— START RAW DATA —
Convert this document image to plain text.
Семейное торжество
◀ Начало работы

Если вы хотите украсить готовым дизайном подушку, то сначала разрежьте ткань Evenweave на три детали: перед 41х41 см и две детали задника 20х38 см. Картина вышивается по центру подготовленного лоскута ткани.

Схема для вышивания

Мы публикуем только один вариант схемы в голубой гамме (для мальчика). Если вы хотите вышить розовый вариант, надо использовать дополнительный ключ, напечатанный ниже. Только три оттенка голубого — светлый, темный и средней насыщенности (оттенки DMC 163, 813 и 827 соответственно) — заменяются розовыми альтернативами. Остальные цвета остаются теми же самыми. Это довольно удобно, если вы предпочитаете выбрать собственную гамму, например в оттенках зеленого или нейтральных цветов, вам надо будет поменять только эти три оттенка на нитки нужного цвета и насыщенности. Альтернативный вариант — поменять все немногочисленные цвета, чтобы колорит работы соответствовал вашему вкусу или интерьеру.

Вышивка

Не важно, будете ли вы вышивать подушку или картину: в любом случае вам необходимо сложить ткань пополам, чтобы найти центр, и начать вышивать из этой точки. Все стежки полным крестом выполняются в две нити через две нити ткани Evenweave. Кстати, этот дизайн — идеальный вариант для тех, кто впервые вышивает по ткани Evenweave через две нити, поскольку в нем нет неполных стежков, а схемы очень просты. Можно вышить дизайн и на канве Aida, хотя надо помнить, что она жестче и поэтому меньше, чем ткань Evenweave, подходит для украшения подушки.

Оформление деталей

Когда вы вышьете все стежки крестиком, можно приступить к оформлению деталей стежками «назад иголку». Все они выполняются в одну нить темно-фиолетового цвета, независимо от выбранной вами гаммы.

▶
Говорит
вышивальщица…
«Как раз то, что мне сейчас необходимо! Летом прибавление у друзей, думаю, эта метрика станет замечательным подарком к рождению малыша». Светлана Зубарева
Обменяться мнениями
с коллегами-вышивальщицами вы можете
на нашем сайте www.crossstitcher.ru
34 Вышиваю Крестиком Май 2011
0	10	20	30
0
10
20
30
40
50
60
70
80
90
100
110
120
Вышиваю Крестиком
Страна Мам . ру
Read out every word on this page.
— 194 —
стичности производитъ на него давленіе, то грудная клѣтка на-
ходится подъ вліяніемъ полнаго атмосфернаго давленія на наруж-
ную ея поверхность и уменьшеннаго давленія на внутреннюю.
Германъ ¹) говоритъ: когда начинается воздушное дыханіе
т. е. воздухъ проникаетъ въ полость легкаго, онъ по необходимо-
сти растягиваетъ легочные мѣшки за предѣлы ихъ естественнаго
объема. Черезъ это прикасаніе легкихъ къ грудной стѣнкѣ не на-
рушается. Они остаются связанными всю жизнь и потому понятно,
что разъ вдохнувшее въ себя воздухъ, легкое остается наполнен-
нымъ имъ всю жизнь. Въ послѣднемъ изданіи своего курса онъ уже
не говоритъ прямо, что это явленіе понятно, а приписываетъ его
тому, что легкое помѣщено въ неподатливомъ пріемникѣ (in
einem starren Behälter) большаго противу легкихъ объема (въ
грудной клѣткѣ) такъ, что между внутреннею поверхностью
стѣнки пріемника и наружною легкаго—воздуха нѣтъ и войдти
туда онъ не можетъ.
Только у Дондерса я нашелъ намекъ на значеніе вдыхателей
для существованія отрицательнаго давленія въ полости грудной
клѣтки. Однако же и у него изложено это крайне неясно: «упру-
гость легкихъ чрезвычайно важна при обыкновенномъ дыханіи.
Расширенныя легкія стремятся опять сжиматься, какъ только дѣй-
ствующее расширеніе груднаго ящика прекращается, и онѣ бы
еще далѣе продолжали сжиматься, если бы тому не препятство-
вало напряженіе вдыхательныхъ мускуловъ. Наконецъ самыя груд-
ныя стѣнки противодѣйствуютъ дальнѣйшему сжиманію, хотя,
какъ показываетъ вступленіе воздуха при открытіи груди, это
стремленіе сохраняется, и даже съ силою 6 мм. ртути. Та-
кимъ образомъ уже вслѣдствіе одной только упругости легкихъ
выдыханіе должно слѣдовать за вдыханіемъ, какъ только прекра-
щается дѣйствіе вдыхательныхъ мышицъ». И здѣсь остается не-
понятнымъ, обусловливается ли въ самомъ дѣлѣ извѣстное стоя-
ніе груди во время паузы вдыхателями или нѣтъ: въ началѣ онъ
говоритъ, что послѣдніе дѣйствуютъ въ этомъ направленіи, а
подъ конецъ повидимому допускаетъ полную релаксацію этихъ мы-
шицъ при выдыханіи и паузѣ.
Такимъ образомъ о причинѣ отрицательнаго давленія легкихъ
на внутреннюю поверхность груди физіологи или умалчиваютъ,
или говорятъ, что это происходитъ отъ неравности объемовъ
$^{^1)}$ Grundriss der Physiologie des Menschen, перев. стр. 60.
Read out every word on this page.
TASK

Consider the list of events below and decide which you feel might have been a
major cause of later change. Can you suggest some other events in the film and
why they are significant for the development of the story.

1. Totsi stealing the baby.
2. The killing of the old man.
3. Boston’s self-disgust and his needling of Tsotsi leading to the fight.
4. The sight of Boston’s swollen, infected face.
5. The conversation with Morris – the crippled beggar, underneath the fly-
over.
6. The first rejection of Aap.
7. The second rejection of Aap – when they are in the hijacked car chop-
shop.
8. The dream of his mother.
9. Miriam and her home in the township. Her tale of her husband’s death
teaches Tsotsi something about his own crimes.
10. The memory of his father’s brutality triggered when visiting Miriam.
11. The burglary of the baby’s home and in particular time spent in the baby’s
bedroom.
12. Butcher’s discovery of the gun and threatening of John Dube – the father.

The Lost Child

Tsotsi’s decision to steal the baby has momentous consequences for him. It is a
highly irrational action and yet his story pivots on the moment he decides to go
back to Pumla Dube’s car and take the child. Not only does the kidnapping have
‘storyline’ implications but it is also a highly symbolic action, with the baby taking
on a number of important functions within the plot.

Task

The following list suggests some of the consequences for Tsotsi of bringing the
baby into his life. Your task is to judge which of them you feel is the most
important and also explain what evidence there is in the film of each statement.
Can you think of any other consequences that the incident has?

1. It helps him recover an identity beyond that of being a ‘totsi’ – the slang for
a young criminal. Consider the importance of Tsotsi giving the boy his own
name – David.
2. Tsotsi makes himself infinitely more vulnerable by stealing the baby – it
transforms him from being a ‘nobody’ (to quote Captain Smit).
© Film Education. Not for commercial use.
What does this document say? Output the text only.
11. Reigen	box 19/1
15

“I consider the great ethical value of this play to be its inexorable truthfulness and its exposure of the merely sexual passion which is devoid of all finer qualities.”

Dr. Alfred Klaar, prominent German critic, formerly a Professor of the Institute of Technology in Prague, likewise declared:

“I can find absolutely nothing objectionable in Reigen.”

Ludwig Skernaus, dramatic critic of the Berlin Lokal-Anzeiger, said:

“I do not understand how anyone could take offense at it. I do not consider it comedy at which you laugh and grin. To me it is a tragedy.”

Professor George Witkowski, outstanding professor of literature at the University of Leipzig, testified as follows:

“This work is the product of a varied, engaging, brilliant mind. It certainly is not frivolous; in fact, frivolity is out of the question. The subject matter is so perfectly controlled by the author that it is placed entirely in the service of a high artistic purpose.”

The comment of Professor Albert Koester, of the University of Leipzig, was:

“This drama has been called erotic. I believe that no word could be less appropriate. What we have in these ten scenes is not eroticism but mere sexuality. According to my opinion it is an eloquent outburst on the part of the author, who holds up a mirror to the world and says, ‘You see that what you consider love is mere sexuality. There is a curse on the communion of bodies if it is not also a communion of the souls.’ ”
— END RAW DATA —
* _WHAT IS NEEDED_
Search the entries for the word "text" and copy every line that has it.

* _ANSWER_
Convert this document image to plain text.
What does this document say? Output the text only.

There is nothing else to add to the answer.